== What is needed ==
Lift out each line of the data that holds "ylabel".

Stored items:
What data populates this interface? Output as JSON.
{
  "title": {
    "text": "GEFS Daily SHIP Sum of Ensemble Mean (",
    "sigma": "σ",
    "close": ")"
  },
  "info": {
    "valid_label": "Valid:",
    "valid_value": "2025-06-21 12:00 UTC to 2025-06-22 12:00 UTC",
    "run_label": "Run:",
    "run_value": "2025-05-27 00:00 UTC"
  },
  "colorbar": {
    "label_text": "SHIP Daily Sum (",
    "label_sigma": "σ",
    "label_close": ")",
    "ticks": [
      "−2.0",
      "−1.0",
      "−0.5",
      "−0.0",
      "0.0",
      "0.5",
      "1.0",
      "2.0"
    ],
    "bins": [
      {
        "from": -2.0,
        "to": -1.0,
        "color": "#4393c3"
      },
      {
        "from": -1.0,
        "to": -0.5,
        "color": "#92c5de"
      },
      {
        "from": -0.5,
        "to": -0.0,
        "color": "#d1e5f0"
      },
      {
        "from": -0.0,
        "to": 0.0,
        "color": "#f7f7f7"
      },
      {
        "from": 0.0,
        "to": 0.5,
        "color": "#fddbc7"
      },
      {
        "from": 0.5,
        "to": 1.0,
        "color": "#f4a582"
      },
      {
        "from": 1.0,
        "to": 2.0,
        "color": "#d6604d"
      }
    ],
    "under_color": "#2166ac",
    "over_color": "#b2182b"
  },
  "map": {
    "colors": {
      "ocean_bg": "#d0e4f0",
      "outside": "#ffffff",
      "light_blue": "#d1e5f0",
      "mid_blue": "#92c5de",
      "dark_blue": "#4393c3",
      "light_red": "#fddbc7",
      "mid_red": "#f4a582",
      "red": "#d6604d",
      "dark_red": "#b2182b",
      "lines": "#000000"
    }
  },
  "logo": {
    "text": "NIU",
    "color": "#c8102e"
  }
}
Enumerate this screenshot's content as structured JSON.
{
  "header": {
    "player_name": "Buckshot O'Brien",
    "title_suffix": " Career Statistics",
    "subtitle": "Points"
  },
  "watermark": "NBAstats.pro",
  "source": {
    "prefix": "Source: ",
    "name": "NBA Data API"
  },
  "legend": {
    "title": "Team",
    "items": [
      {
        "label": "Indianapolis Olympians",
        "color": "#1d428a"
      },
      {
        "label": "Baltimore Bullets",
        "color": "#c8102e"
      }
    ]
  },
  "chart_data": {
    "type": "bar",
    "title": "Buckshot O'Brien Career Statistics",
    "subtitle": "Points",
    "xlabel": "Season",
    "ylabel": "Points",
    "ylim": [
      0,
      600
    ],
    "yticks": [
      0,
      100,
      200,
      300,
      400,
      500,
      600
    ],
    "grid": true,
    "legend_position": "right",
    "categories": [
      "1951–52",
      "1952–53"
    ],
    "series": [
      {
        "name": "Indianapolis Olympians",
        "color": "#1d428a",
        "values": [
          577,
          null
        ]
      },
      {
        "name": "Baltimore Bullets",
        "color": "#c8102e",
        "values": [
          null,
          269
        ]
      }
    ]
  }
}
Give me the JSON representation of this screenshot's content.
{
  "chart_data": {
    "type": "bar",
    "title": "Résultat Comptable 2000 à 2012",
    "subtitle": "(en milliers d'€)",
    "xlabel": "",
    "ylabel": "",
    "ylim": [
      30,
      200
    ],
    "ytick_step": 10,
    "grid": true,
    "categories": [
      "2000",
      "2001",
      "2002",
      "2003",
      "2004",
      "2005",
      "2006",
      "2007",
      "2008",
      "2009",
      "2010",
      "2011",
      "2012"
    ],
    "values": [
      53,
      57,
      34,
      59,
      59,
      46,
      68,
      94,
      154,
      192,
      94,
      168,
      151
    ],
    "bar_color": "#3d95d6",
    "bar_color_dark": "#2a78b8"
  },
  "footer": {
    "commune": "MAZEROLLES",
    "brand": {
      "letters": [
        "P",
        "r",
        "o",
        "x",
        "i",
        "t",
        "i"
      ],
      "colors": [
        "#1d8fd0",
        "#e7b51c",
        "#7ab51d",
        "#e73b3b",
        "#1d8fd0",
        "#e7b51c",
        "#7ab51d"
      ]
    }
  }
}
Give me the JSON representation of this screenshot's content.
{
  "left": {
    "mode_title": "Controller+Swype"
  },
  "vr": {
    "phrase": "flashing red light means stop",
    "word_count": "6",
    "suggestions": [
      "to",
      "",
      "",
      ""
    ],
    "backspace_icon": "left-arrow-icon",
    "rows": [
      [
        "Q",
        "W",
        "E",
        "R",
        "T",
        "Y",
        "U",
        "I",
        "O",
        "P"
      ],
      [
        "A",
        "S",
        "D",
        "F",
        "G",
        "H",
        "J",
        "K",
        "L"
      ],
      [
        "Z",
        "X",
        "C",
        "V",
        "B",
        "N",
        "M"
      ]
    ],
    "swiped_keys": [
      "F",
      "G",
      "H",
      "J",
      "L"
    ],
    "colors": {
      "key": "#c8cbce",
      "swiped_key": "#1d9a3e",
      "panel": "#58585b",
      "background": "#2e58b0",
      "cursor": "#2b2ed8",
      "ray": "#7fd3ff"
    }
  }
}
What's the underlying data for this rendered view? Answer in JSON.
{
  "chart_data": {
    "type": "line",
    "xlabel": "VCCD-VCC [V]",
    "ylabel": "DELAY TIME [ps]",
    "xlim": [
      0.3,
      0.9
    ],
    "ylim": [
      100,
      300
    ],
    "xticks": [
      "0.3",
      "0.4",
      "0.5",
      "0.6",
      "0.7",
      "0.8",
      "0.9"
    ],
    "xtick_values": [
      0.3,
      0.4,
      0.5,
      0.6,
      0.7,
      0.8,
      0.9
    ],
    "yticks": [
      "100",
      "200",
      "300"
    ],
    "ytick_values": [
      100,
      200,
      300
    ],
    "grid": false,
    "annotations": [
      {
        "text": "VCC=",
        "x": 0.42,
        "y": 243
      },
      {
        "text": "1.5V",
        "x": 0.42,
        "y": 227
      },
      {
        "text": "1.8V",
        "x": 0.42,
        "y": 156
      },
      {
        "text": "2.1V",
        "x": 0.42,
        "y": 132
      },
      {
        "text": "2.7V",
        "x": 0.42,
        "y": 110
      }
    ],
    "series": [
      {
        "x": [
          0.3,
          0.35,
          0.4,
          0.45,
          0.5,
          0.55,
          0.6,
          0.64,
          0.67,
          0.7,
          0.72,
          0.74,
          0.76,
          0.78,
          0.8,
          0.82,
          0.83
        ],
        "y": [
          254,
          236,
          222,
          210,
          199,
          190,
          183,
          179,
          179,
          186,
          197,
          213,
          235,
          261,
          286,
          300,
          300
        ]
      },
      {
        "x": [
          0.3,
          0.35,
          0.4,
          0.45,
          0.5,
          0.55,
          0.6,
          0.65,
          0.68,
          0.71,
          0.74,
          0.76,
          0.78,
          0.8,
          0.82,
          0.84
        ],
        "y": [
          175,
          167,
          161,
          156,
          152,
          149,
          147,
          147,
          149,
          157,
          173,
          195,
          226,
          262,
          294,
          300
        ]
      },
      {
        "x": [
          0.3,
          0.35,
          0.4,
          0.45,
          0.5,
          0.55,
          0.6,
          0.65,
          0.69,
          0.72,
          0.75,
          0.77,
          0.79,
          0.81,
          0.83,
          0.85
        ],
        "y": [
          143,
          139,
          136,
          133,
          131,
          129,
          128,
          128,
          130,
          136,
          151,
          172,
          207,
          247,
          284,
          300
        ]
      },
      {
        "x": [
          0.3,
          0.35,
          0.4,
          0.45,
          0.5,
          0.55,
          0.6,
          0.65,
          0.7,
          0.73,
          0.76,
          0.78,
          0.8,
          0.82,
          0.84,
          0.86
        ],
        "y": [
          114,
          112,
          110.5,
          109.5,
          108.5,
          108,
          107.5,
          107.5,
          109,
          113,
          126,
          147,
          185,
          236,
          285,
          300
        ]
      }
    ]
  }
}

== Result ==
    "ylabel": "Points",
    "ylabel": "",
    "ylabel": "DELAY TIME [ps]",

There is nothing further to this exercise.